To do:
From the entries below, list each line with "this".

Figure contents as structured data:
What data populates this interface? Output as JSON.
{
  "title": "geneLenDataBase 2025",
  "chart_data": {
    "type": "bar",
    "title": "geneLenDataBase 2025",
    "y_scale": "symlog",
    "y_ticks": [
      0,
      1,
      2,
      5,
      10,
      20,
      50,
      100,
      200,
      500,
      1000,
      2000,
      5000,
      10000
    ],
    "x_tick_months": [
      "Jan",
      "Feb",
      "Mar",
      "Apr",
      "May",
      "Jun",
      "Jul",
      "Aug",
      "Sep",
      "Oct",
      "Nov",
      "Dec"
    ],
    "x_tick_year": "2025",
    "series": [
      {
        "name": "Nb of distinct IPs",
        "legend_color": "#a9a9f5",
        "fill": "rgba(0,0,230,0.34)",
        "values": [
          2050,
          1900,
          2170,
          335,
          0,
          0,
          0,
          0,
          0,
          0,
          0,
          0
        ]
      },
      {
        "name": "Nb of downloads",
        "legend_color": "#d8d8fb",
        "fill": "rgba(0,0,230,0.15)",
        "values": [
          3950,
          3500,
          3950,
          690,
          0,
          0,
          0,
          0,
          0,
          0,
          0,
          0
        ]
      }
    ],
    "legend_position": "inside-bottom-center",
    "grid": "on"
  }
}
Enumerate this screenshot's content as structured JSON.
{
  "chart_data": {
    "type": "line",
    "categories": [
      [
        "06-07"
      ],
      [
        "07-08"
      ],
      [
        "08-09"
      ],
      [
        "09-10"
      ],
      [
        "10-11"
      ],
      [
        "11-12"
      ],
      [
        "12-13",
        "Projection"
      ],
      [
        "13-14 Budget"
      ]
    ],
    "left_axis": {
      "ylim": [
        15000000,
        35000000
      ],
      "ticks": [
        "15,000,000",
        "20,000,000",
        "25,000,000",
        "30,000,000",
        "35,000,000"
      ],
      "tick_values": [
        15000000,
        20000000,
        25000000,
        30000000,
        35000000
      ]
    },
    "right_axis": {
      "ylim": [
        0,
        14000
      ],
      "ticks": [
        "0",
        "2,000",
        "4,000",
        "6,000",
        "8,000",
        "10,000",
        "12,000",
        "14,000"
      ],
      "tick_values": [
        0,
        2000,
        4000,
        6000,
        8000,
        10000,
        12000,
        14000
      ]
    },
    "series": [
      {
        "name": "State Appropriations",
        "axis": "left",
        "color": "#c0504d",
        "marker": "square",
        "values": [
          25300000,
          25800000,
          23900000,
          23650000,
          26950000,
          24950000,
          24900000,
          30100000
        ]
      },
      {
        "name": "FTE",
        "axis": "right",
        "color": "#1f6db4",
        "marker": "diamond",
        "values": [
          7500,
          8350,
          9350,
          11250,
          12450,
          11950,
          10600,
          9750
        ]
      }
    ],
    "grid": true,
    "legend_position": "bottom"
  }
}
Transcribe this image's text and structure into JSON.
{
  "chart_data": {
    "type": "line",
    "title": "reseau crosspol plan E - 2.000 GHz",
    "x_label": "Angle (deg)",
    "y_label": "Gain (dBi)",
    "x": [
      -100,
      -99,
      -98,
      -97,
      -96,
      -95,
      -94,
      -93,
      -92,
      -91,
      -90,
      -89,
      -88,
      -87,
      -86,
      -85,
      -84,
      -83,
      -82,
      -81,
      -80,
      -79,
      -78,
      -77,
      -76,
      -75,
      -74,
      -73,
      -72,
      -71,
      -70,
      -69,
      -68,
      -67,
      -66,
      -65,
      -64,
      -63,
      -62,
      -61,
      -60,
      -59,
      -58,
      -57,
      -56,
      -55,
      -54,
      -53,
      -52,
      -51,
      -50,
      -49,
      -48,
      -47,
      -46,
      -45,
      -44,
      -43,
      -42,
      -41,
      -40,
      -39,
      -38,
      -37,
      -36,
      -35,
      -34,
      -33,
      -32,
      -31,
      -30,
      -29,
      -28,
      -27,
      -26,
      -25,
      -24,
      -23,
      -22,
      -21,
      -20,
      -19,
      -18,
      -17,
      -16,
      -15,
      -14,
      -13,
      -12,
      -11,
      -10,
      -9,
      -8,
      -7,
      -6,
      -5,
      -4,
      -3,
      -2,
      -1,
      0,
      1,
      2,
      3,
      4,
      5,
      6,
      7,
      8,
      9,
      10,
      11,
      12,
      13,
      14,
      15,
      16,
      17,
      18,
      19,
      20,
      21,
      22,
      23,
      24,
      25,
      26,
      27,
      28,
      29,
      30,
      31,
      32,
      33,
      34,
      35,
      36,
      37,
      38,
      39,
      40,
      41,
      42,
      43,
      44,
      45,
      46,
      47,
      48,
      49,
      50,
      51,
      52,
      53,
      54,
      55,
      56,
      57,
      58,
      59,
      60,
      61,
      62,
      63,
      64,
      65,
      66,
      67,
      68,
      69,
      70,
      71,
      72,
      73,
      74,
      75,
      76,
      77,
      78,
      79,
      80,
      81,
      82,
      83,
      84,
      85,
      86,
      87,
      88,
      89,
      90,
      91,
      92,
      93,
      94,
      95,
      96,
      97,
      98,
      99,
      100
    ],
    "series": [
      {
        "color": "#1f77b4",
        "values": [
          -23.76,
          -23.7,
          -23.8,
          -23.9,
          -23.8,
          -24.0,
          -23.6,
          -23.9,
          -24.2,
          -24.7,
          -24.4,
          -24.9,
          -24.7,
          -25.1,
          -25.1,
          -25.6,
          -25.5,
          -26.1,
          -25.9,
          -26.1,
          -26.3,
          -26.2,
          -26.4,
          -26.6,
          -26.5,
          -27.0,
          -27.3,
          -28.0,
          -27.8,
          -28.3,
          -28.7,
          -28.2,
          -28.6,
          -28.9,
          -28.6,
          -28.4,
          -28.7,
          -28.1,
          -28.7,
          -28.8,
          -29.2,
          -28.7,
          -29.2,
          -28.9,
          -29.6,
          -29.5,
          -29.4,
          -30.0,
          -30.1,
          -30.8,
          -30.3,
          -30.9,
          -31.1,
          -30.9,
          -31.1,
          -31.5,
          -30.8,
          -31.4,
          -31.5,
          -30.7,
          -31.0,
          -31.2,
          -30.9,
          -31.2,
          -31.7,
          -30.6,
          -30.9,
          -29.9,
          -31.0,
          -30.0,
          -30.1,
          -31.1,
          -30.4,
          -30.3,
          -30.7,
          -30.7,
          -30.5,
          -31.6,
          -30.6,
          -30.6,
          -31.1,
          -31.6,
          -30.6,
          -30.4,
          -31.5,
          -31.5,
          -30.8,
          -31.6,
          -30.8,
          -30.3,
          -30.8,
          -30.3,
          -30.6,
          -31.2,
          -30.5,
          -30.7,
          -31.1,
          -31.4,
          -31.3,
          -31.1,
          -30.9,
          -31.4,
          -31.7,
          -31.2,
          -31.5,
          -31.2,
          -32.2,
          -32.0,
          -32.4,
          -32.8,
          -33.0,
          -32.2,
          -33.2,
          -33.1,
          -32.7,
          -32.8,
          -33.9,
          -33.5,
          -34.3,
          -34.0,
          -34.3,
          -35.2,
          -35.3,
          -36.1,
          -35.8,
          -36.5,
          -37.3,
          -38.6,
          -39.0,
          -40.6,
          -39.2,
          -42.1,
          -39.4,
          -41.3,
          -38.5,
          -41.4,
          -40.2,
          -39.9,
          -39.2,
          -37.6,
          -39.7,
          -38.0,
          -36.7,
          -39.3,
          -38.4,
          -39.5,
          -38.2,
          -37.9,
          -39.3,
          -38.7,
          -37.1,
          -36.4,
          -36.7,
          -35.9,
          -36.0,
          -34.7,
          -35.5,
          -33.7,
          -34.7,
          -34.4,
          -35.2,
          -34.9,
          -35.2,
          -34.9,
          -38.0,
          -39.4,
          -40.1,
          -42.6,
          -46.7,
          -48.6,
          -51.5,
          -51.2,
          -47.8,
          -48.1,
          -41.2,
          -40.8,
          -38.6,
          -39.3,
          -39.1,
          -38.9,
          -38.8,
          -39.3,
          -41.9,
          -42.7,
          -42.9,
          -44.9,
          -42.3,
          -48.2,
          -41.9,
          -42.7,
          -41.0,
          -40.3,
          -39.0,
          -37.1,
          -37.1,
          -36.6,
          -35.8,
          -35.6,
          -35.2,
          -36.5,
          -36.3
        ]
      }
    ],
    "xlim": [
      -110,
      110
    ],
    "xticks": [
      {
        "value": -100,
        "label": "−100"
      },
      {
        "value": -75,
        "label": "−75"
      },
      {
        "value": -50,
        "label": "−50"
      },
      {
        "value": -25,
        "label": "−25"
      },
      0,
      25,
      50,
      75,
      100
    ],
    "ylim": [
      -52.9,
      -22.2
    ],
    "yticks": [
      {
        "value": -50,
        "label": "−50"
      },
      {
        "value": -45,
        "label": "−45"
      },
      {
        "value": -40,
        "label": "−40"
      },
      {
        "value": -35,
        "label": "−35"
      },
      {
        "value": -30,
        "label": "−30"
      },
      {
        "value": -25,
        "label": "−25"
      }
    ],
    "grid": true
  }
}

Answer:
What data populates this interface? Output as JSON.
Enumerate this screenshot's content as structured JSON.
Transcribe this image's text and structure into JSON.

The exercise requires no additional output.